Stored data entries
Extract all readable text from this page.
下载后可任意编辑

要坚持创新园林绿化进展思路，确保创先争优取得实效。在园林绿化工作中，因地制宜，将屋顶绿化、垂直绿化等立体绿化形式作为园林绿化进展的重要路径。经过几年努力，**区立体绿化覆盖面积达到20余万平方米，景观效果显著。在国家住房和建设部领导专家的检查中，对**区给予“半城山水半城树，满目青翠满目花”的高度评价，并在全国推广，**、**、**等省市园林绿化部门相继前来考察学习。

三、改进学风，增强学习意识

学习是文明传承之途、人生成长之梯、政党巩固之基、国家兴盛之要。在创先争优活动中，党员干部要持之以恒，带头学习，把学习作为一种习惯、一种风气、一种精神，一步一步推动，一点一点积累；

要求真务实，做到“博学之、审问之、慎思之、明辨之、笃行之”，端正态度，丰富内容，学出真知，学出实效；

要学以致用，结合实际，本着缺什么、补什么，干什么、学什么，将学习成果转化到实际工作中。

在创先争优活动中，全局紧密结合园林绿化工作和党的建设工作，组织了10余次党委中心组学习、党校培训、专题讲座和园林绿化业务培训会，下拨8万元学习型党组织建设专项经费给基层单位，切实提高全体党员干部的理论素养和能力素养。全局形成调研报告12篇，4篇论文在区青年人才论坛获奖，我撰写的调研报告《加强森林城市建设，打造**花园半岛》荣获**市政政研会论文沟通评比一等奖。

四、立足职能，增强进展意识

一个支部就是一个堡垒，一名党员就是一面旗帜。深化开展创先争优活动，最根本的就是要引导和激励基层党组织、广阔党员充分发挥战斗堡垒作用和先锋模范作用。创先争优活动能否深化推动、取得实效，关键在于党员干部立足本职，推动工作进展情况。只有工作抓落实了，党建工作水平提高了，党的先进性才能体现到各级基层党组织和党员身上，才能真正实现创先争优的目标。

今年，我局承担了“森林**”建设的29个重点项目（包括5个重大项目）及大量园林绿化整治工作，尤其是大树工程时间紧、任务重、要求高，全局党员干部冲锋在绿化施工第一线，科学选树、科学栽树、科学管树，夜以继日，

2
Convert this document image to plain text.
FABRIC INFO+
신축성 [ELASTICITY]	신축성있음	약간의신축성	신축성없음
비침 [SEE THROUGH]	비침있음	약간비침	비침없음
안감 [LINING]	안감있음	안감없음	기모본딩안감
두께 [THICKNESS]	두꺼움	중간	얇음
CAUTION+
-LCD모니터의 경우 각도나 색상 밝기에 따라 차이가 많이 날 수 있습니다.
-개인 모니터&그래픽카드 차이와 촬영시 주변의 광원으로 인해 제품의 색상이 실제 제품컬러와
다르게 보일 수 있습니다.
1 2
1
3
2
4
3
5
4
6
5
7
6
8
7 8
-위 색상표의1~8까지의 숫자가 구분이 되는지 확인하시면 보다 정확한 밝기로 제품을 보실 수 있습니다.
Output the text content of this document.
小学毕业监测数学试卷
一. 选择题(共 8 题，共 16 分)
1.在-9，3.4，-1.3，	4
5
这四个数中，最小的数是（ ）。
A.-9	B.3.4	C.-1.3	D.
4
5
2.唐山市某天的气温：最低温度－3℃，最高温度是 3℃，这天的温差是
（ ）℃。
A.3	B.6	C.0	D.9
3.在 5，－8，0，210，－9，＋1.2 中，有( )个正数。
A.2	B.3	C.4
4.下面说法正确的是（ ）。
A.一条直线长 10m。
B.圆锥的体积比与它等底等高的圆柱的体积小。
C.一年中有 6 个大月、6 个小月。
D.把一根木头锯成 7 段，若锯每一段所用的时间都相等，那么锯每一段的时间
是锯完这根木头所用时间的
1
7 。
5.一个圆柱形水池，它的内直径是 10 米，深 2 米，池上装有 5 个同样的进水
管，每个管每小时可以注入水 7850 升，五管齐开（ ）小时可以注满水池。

**Problem to work on**
Extract the data exactly as given.

**Solution**
Extract all readable text from this page.
下载后可任意编辑

要坚持创新园林绿化进展思路，确保创先争优取得实效。在园林绿化工作中，因地制宜，将屋顶绿化、垂直绿化等立体绿化形式作为园林绿化进展的重要路径。经过几年努力，**区立体绿化覆盖面积达到20余万平方米，景观效果显著。在国家住房和建设部领导专家的检查中，对**区给予“半城山水半城树，满目青翠满目花”的高度评价，并在全国推广，**、**、**等省市园林绿化部门相继前来考察学习。

三、改进学风，增强学习意识

学习是文明传承之途、人生成长之梯、政党巩固之基、国家兴盛之要。在创先争优活动中，党员干部要持之以恒，带头学习，把学习作为一种习惯、一种风气、一种精神，一步一步推动，一点一点积累；

要求真务实，做到“博学之、审问之、慎思之、明辨之、笃行之”，端正态度，丰富内容，学出真知，学出实效；

要学以致用，结合实际，本着缺什么、补什么，干什么、学什么，将学习成果转化到实际工作中。

在创先争优活动中，全局紧密结合园林绿化工作和党的建设工作，组织了10余次党委中心组学习、党校培训、专题讲座和园林绿化业务培训会，下拨8万元学习型党组织建设专项经费给基层单位，切实提高全体党员干部的理论素养和能力素养。全局形成调研报告12篇，4篇论文在区青年人才论坛获奖，我撰写的调研报告《加强森林城市建设，打造**花园半岛》荣获**市政政研会论文沟通评比一等奖。

四、立足职能，增强进展意识

一个支部就是一个堡垒，一名党员就是一面旗帜。深化开展创先争优活动，最根本的就是要引导和激励基层党组织、广阔党员充分发挥战斗堡垒作用和先锋模范作用。创先争优活动能否深化推动、取得实效，关键在于党员干部立足本职，推动工作进展情况。只有工作抓落实了，党建工作水平提高了，党的先进性才能体现到各级基层党组织和党员身上，才能真正实现创先争优的目标。

今年，我局承担了“森林**”建设的29个重点项目（包括5个重大项目）及大量园林绿化整治工作，尤其是大树工程时间紧、任务重、要求高，全局党员干部冲锋在绿化施工第一线，科学选树、科学栽树、科学管树，夜以继日，

2
Convert this document image to plain text.
FABRIC INFO+
신축성 [ELASTICITY]	신축성있음	약간의신축성	신축성없음
비침 [SEE THROUGH]	비침있음	약간비침	비침없음
안감 [LINING]	안감있음	안감없음	기모본딩안감
두께 [THICKNESS]	두꺼움	중간	얇음
CAUTION+
-LCD모니터의 경우 각도나 색상 밝기에 따라 차이가 많이 날 수 있습니다.
-개인 모니터&그래픽카드 차이와 촬영시 주변의 광원으로 인해 제품의 색상이 실제 제품컬러와
다르게 보일 수 있습니다.
1 2
1
3
2
4
3
5
4
6
5
7
6
8
7 8
-위 색상표의1~8까지의 숫자가 구분이 되는지 확인하시면 보다 정확한 밝기로 제품을 보실 수 있습니다.
Output the text content of this document.
小学毕业监测数学试卷
一. 选择题(共 8 题，共 16 分)
1.在-9，3.4，-1.3，	4
5
这四个数中，最小的数是（ ）。
A.-9	B.3.4	C.-1.3	D.
4
5
2.唐山市某天的气温：最低温度－3℃，最高温度是 3℃，这天的温差是
（ ）℃。
A.3	B.6	C.0	D.9
3.在 5，－8，0，210，－9，＋1.2 中，有( )个正数。
A.2	B.3	C.4
4.下面说法正确的是（ ）。
A.一条直线长 10m。
B.圆锥的体积比与它等底等高的圆柱的体积小。
C.一年中有 6 个大月、6 个小月。
D.把一根木头锯成 7 段，若锯每一段所用的时间都相等，那么锯每一段的时间
是锯完这根木头所用时间的
1
7 。
5.一个圆柱形水池，它的内直径是 10 米，深 2 米，池上装有 5 个同样的进水
管，每个管每小时可以注入水 7850 升，五管齐开（ ）小时可以注满水池。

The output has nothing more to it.